**Your instructions**
Check each line of the listing below for the string "plain", and give only how many lines hold it.

Start Task input

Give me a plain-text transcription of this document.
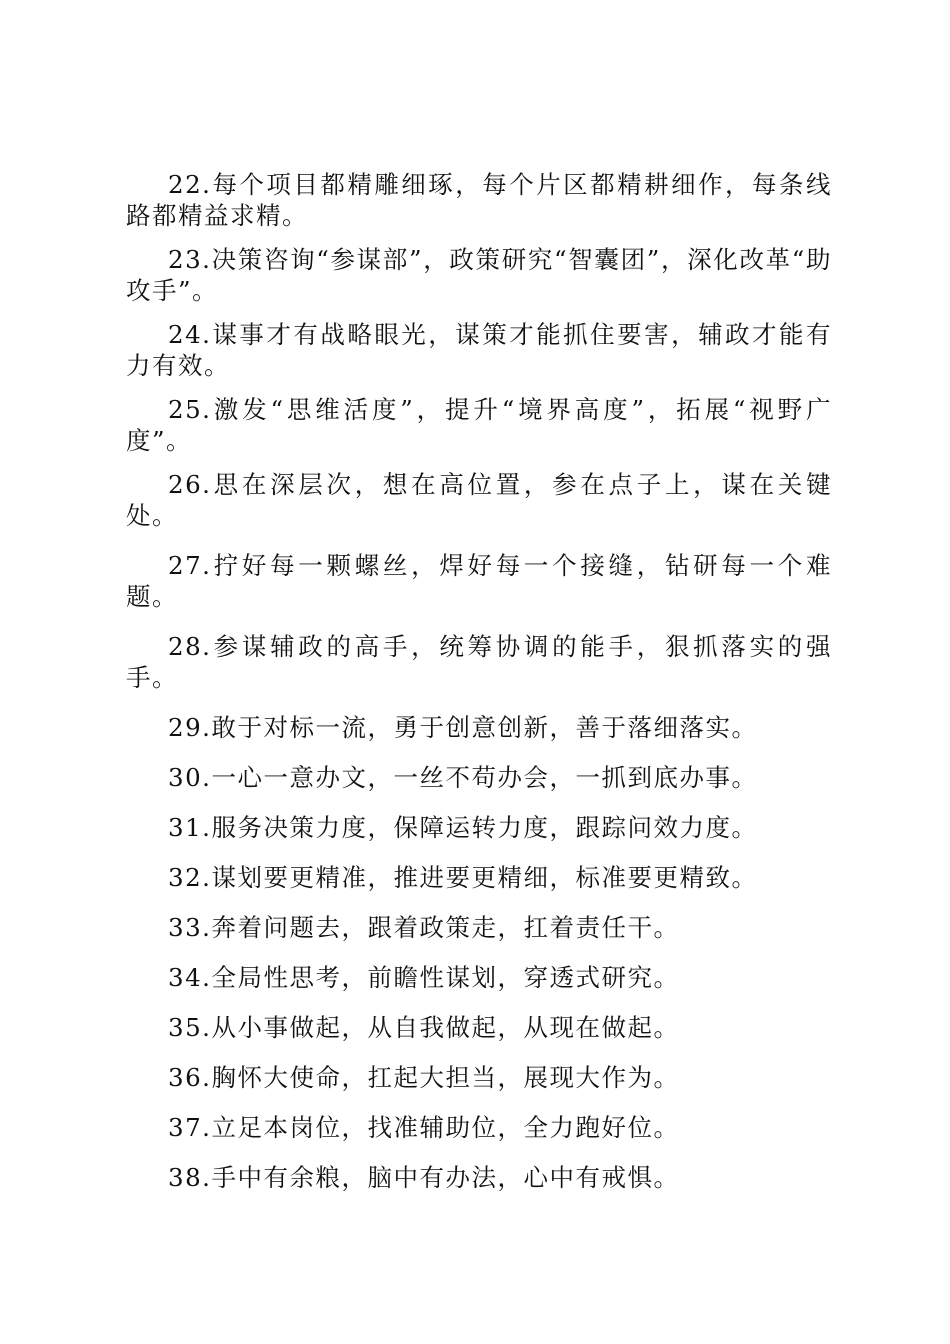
22.每个项目都精雕细琢，每个片区都精耕细作，每条线路都精益求精。

23.决策咨询“参谋部”，政策研究“智囊团”，深化改革“助攻手”。

24.谋事才有战略眼光，谋策才能抓住要害，辅政才能有力有效。

25.激发“思维活度”，提升“境界高度”，拓展“视野广度”。

26.思在深层次，想在高位置，参在点子上，谋在关键处。

27.拧好每一颗螺丝，焊好每一个接缝，钻研每一个难题。

28.参谋辅政的高手，统筹协调的能手，狠抓落实的强手。

29.敢于对标一流，勇于创意创新，善于落细落实。

30.一心一意办文，一丝不苟办会，一抓到底办事。

31.服务决策力度，保障运转力度，跟踪问效力度。

32.谋划要更精准，推进要更精细，标准要更精致。

33.奔着问题去，跟着政策走，扛着责任干。

34.全局性思考，前瞻性谋划，穿透式研究。

35.从小事做起，从自我做起，从现在做起。

36.胸怀大使命，扛起大担当，展现大作为。

37.立足本岗位，找准辅助位，全力跑好位。

38.手中有余粮，脑中有办法，心中有戒惧。
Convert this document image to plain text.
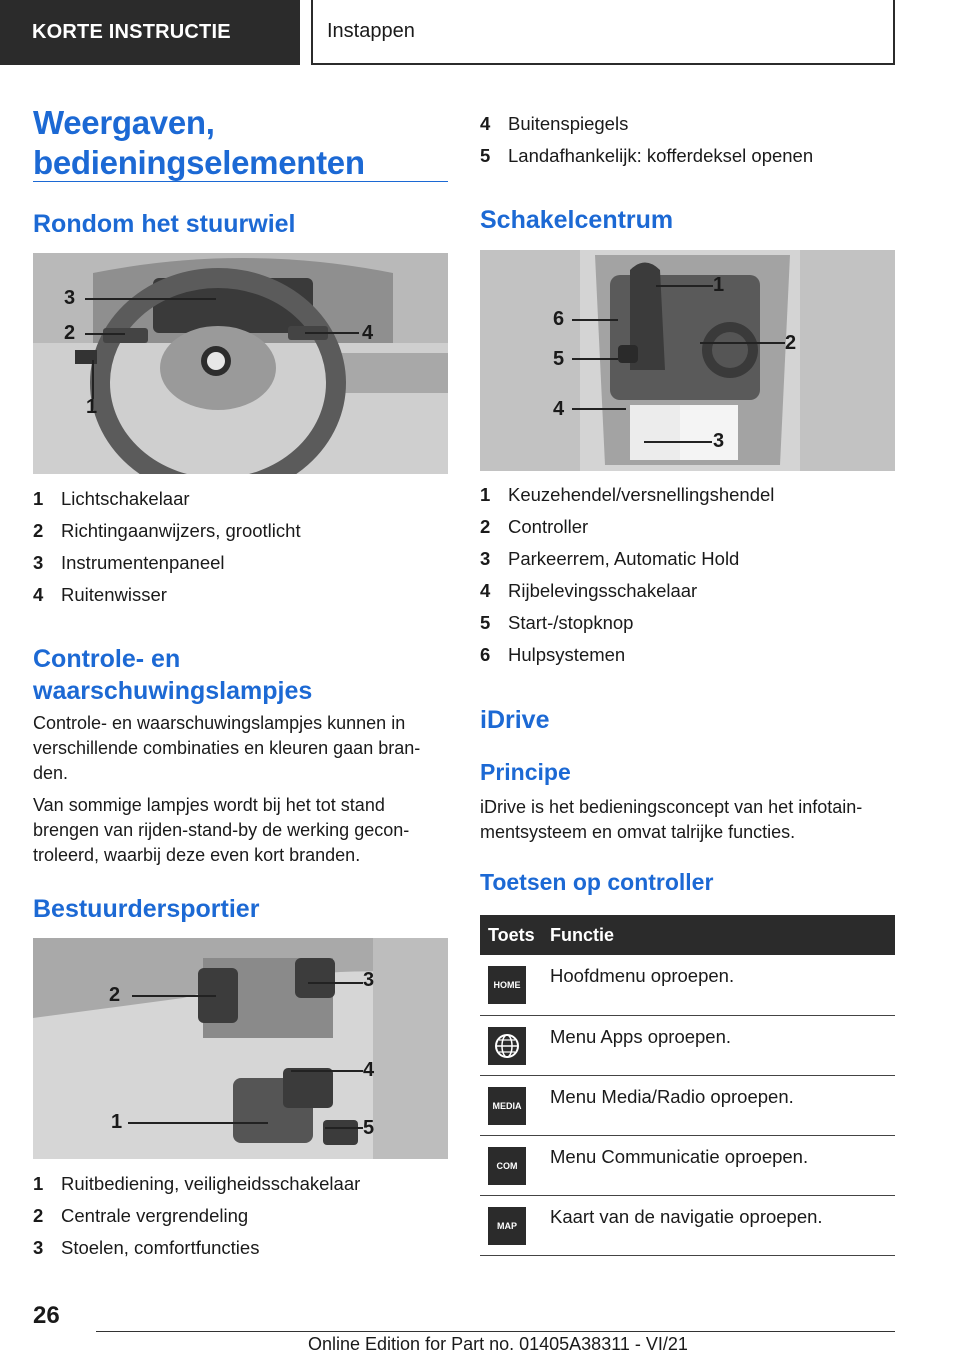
KORTE INSTRUCTIE	Instappen
Weergaven,
bedieningselementen
Rondom het stuurwiel
3
2
1
4
1 Lichtschakelaar
2 Richtingaanwijzers, grootlicht
3 Instrumentenpaneel
4 Ruitenwisser
Controle- en
waarschuwingslampjes

Controle- en waarschuwingslampjes kunnen in verschillende combinaties en kleuren gaan bran-den.

Van sommige lampjes wordt bij het tot stand brengen van rijden-stand-by de werking gecon-troleerd, waarbij deze even kort branden.

Bestuurdersportier
2
3
4
1	5
1 Ruitbediening, veiligheidsschakelaar
2 Centrale vergrendeling
3 Stoelen, comfortfuncties
4 Buitenspiegels
5 Landafhankelijk: kofferdeksel openen
Schakelcentrum
1
2
3
4
5
6
1 Keuzehendel/versnellingshendel
2 Controller
3 Parkeerrem, Automatic Hold
4 Rijbelevingsschakelaar
5 Start-/stopknop
6 Hulpsystemen
iDrive
Principe

iDrive is het bedieningsconcept van het infotain-mentsysteem en omvat talrijke functies.

Toetsen op controller
Toets	Functie

HOME	Hoofdmenu oproepen.

	Menu Apps oproepen.

MEDIA	Menu Media/Radio oproepen.

COM	Menu Communicatie oproepen.

MAP	Kaart van de navigatie oproepen.
26
Online Edition for Part no. 01405A38311 - VI/21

End Task input

**Complete response**
2